== Task details ==
Every line that contains the word "title" should be copied out.

[start Material provided]

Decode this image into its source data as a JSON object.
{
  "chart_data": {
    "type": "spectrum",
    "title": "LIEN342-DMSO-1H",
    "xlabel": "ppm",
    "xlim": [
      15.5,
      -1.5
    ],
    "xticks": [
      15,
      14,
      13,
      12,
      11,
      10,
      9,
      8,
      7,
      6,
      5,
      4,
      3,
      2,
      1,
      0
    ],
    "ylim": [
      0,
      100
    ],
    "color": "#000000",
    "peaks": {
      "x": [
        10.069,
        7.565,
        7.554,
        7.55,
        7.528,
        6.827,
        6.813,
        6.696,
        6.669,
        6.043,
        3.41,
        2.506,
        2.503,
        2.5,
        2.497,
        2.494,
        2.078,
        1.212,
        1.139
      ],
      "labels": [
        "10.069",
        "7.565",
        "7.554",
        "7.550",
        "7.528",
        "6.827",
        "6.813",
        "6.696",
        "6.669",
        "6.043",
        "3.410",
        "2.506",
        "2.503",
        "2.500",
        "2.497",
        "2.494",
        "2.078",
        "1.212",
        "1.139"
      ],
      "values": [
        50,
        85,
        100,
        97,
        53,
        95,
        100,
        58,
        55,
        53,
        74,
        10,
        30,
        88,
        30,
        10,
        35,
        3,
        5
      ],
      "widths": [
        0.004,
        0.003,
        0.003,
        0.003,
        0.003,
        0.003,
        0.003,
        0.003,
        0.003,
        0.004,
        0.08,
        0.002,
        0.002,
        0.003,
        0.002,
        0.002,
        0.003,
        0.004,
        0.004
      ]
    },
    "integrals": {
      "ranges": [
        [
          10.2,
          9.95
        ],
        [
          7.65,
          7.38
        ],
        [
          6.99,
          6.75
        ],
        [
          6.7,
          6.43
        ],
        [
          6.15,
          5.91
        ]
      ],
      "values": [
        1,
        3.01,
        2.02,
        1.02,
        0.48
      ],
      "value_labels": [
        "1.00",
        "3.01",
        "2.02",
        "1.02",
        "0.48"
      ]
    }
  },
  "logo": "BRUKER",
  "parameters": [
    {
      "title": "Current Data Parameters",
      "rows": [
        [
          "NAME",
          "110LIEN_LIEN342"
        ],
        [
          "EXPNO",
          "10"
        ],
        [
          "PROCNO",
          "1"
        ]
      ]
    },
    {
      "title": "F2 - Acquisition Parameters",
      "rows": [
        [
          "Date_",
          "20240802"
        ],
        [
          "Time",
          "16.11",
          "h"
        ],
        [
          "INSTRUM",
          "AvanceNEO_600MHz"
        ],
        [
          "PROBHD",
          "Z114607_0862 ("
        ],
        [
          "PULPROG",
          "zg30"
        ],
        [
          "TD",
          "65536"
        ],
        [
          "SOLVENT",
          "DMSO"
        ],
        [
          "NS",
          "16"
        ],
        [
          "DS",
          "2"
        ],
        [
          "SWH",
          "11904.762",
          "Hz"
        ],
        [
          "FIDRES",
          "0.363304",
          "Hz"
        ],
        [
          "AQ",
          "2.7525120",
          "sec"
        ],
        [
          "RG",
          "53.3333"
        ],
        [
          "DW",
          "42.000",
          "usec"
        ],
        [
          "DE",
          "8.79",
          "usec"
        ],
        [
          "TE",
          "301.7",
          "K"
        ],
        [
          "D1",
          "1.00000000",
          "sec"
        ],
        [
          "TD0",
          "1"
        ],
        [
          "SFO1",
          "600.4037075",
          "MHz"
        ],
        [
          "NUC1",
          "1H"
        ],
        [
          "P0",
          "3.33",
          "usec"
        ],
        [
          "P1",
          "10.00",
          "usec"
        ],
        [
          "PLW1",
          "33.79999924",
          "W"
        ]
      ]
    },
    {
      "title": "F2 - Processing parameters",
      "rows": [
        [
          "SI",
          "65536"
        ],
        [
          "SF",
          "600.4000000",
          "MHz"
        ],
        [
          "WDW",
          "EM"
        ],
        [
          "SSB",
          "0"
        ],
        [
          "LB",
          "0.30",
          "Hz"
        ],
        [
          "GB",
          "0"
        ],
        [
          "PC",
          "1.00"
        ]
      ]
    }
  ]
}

[end Material provided]

== Output of the exercise ==
    "title": "LIEN342-DMSO-1H",
      "title": "Current Data Parameters",
      "title": "F2 - Acquisition Parameters",
      "title": "F2 - Processing parameters",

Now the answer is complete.